TRAVAIL DEMANDÉ.
A – Répondez à ces questions sur le texte consacré au passif humanitaire :
(i) Dans quel document ce dossier figure-t-il comme thème de l'unité nationale ?
(ii) En dehors de l'aspect militaire, quelles situations le texte range-t-il dans le passif humanitaire ?
(iii) Depuis combien de temps les veuves attendent-elles une audience au Palais ?
B – Prolongez le texte sur le passif humanitaire à partir de sa dernière phrase.

TEXTE SOURCE.
=======
Le dossier dit « Passif humanitaire » continue à occuper les principales victimes, certains politiques et quelques organisations de défense des droits de l’homme. Si les premiers continuent à se battre, en manifestant pour réclamer la vérité et les droits qui en découlent, les seconds en parlent (majorité et opposition) comme une question nationale à régler. Thème, entre autres, de l’unité nationale, il figure dans la feuille de route des parties au dialogue en gestation. Mais les divergences en termes de solution restent profondes. Avec ce résultat, depuis des décennies que les victimes courent derrière la vérité, qu’aucune volonté politique n’est venue proposer de solution réaliste. Si quasiment tous reconnaissent que le dossier a fortement affecté l’unité nationale et la cohésion sociale, aucun des pouvoirs qui se sont succédé à la tête du pays n’a décidé de prendre le taureau par les cornes. Il s’y ajoute de nombreuses manipulations des principaux intéressés, divisés entre ceux qui cherchent à trouver une solution consensuelle et ceux qui veulent en finir coûte que coûte. Dans ces conditions, peut-on parler de cette question sans passion ? Il s’est pourtant agi, il faut le reconnaître, de violations flagrantes des droits de l’Homme. Et accepter d’en parler sans passion, c’est envisager qu’une solution consensuelle est bien possible. Pourvu qu’on déchire le voile du paravent.
Lever les obstacles de taille
Quelques tentatives ont été avancées par les pouvoirs mais leurs initiateurs n’ont pas réussi à satisfaire les principaux concernés. D’abord parce qu’ils n’ont pas cerné toute la question. Certains continuent à réduire le passif humanitaire à son aspect militaire alors qu’il y en a bien d’autres : les « déportés », les fonctionnaires révoqués, les expropriations, les exclusions, etc. De fait, la problématique nationale va bien au-delà. Avec, par exemple, la question des langues et donc de l’école…Bref : si l’on veut régler sérieusement les choses, il ne faut jamais perdre de vue la globalité de la situation.
Premier pas à franchir, faire preuve d’une réelle volonté politique et de magnanimité pour briser la glace : cela relève du pouvoir politique en place. Avec, dans un premier temps, une rencontre entre le président de la République et les principaux concernés (veuves et orphelins). Pour leur parler, les rassurer, en somme, de sa volonté à trouver une solution à leurs problèmes. Une étape importante pour faire tomber le mur, lever les équivoques et les malentendus. Les veuves attendent une audience au Palais depuis plus d’une année. Le simple projet de cartographier les tombes des victimes prise par Ould Abdel Aziz pourrait y contribuer.
=======
DONNÉES DISPONIBLES.
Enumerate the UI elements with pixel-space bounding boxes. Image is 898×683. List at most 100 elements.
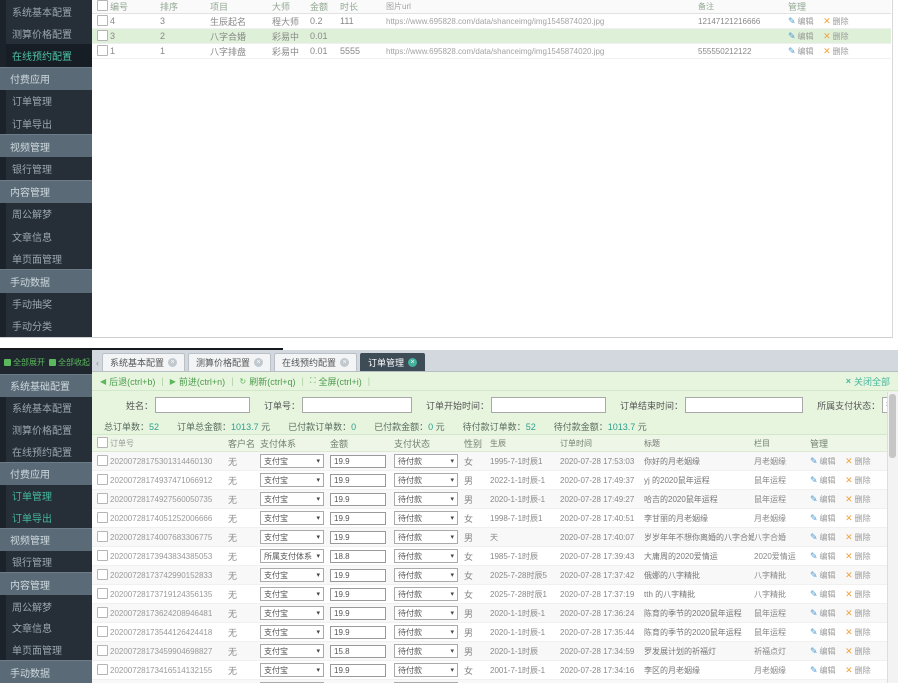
=======
RÉPONSES.
A –
(i) Dans la feuille de route des parties au dialogue en gestation.
(ii) Les « déportés », les fonctionnaires révoqués, les expropriations et les exclusions.
(iii) Depuis plus d'une année.

B –
On se rappelle qu’en 2009, veuves et rescapés avaient été conduits à la Présidence, en pleine nuit, pour signer un protocole d’accord qui conduisit à l’octroi de quelques « aides » qui eurent cet effet, fort contraire à l’ouverture d’une voie réelle d’apaisement, de plutôt diviser les organisations de défense des ayants droit et des rescapés. Intervenue au lendemain de la Prière de l’Absent à Kaédi, le 25 Mars 2019, la scission du COllectif des VIctimes de la REpression (COVIRE) n’en finit plus de faire des vagues. Ceux qui avaient géré le dossier et pris une part active à ladite prière continuent à se déclarer les seuls légitimes interlocuteurs avec l’État, tandis que d’autres organisations, notamment le COllectif des Rescapés MIliaires (COREMI), une partie des veuves et des orphelins et rescapés, rejettent cette posture de COVIRE, dénonçant la gestion « calamiteuse » des « aides » octroyées par Ould Abdel Aziz. Ce dernier avait choisi, durant tout son règne de soutenir le COVIRE qui avait signé le protocole d’accord avec son « monsieur Passif humanitaire ». Cela braqua l’autre partie.
Cette division des victimes a profité à des opportunistes qui font miroiter, sous l’ombre, des sommes mirobolantes à diverses organisations de défense des ayants droit et des rescapés, entretenant ainsi la confusion. Quelques politiques se sont aussi investis dans le dossier sans en connaître les véritables leviers, ce qui peut encore ajouter à la pagaille. Depuis quelque temps, d’autres enfourchent le cheval…mais pas dans la discrétion. Bref, comment éviter les écueils et convaincre le président de la République à accomplir le bon pas vers les mères, veuves, orphelins et rescapés, à l’instar de Sidioca envers les déportés, après son élection ?
Justice transactionnelle ?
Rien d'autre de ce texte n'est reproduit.